_PROMPT_: Spot each line that carries the word "icon"; copy those lines.
-- Begin ENTRIES SUPPLIED --
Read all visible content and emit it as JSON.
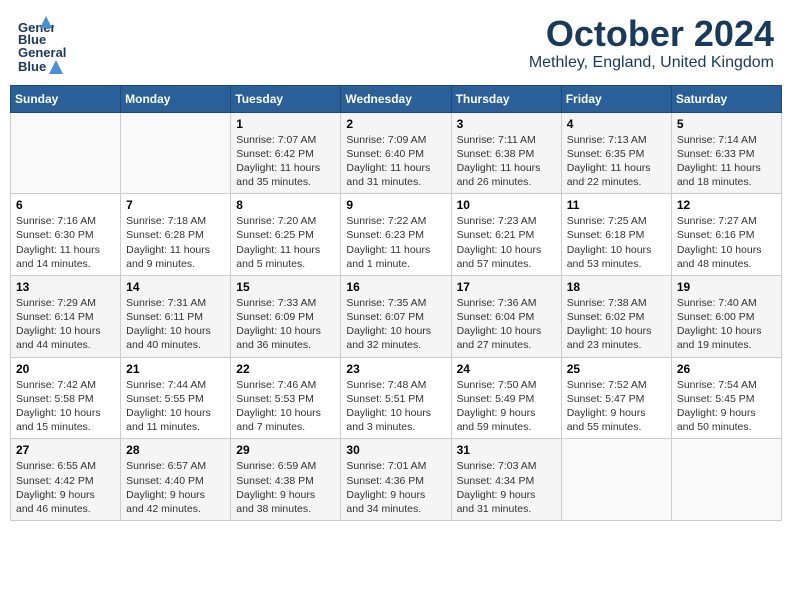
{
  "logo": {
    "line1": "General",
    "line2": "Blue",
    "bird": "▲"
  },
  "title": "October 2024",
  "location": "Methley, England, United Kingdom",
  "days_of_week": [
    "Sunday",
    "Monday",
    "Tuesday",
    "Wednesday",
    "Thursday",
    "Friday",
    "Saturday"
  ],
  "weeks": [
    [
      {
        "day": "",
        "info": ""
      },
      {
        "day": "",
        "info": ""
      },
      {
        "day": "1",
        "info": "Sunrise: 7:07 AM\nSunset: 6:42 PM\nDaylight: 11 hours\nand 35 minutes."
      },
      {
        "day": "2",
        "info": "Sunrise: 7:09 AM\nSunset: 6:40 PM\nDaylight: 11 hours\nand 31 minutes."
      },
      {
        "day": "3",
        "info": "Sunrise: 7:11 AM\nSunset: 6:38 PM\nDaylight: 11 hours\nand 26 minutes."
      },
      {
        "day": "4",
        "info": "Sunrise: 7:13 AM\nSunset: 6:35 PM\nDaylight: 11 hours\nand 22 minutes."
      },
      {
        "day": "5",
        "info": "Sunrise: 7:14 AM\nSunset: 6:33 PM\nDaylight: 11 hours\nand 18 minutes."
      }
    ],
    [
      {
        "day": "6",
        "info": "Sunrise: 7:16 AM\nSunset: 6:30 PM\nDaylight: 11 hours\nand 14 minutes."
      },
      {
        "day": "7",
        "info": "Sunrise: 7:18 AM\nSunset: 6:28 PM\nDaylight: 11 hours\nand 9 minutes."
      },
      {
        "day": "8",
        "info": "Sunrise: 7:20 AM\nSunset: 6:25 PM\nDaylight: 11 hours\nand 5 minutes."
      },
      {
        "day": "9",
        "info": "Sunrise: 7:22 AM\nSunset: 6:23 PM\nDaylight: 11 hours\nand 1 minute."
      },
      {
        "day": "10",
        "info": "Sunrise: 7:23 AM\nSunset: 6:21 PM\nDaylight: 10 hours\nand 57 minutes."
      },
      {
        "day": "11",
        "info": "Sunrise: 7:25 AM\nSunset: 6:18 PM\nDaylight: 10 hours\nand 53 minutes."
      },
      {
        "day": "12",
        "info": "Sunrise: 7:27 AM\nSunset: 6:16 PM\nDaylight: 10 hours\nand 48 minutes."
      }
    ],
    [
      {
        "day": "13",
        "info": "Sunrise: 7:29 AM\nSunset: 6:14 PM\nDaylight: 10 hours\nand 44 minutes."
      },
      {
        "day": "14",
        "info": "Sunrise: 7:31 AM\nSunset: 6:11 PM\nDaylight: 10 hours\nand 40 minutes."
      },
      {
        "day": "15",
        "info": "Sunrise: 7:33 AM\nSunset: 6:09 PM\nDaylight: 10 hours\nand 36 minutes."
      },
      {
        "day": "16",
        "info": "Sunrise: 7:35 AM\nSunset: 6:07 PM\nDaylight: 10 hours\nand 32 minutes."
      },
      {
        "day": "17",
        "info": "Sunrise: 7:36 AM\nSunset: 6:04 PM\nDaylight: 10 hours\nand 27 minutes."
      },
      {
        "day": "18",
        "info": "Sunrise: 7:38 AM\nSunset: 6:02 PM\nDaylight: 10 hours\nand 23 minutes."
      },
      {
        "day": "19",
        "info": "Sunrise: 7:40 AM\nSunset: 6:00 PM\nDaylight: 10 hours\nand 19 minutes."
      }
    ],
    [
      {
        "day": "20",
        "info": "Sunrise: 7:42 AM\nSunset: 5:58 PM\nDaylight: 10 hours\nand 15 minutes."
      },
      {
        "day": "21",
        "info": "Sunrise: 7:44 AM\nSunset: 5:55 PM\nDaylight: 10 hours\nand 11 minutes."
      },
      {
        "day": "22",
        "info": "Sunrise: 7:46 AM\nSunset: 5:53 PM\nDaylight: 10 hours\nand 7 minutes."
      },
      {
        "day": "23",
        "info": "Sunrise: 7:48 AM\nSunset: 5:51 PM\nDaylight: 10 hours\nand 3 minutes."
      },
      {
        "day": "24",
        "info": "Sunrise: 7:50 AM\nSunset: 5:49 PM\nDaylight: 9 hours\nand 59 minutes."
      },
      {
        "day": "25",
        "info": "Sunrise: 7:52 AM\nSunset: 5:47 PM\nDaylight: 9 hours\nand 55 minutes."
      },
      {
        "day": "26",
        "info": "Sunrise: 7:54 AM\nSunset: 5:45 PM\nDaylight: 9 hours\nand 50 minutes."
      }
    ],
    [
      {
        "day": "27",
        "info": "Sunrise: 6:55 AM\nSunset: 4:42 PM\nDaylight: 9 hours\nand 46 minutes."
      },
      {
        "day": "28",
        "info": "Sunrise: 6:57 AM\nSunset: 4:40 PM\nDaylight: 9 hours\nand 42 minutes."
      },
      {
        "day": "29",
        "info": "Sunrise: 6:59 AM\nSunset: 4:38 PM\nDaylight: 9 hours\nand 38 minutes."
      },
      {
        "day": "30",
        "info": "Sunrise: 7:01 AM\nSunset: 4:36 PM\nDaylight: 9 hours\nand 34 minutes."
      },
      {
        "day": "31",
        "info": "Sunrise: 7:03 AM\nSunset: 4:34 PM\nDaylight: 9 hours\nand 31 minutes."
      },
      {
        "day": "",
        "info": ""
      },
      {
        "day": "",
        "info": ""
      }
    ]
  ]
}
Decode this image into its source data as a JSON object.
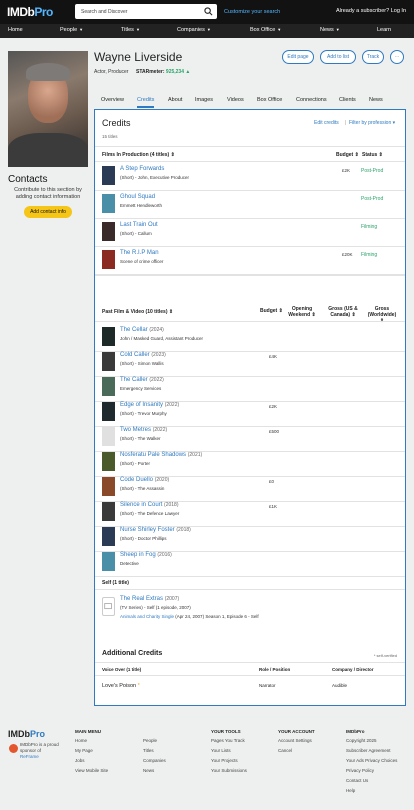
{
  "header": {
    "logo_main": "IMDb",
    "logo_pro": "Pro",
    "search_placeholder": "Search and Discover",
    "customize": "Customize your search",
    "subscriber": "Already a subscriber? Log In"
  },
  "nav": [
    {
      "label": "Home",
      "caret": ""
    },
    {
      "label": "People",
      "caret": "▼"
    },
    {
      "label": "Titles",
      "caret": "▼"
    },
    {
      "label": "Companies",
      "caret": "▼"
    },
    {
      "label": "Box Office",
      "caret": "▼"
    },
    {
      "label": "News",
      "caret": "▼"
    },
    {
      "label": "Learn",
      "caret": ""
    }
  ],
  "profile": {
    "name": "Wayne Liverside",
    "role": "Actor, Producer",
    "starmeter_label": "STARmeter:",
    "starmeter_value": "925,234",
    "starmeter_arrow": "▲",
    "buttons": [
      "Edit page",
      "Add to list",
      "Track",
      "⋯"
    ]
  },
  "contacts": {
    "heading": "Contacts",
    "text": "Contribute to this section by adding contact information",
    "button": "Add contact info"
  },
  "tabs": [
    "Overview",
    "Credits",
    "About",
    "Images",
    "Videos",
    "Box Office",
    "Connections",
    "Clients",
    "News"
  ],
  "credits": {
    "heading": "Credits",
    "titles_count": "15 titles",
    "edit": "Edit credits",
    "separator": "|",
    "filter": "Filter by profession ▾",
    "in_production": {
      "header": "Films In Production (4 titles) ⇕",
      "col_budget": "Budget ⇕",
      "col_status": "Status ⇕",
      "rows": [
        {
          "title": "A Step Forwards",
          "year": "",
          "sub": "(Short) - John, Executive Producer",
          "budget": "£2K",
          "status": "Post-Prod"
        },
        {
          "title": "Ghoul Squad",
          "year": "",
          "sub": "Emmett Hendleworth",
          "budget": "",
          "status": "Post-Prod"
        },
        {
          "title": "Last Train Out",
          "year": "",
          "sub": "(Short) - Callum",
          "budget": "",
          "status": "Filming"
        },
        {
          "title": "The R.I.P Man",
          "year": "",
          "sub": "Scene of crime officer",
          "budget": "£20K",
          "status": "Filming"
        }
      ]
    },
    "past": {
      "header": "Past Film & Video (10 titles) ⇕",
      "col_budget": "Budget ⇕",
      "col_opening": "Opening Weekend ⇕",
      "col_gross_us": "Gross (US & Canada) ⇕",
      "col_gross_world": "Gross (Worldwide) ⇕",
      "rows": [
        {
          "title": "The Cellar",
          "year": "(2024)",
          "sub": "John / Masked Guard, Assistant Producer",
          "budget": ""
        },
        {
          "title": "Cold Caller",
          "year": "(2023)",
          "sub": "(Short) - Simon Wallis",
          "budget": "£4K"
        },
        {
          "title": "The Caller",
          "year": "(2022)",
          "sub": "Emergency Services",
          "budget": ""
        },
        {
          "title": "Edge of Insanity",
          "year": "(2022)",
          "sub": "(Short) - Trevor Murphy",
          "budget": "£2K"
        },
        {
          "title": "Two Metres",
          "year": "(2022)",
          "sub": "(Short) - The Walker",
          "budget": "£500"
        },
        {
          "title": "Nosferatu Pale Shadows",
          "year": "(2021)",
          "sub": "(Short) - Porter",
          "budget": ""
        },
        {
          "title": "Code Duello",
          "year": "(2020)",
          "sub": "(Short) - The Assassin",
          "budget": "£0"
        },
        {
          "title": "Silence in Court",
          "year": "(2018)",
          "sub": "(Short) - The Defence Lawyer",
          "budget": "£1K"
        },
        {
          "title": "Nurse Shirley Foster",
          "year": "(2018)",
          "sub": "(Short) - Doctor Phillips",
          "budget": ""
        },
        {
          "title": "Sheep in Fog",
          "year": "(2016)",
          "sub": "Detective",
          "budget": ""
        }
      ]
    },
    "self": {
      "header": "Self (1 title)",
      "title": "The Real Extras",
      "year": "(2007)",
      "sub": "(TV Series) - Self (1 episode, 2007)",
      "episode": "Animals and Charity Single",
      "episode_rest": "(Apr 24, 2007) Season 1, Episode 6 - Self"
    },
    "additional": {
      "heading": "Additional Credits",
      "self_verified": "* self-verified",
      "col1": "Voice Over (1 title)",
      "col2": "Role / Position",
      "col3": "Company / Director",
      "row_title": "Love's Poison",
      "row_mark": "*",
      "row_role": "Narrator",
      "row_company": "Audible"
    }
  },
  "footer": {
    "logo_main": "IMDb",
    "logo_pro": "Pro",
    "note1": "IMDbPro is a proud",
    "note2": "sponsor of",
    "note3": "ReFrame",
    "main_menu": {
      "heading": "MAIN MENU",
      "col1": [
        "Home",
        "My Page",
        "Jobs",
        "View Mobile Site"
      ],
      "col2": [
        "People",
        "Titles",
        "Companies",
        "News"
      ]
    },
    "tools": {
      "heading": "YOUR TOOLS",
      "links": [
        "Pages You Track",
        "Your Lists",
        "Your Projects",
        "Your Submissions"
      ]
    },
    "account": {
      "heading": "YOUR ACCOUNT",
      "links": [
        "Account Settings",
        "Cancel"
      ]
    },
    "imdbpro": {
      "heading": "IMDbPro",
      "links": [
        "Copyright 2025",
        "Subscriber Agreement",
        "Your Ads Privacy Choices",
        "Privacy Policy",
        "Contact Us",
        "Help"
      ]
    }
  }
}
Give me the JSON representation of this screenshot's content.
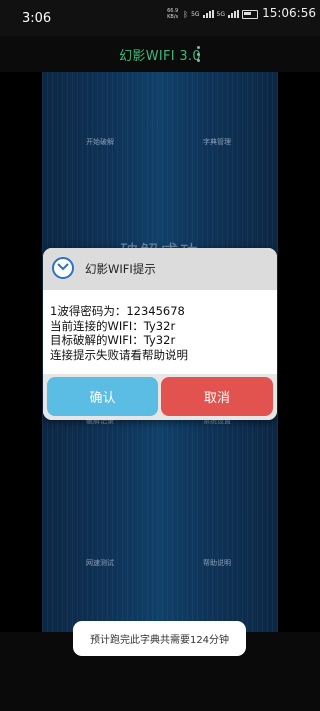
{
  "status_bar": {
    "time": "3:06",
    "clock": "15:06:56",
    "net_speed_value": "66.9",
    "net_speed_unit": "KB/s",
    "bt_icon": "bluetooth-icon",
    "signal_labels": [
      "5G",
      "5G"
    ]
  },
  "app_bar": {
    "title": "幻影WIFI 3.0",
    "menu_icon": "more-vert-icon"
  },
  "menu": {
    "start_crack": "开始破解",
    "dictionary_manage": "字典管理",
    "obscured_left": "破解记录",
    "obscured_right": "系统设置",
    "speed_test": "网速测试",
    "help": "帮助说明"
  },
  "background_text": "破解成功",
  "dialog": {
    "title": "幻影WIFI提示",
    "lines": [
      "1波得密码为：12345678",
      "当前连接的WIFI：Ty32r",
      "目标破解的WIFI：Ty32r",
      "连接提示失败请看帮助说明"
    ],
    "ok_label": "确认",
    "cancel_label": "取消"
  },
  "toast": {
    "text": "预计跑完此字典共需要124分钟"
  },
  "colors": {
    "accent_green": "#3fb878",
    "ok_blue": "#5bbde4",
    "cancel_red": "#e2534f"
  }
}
-- End ENTRIES SUPPLIED --
_RESULT FOR THIS EXERCISE_:
    "bt_icon": "bluetooth-icon",
    "menu_icon": "more-vert-icon"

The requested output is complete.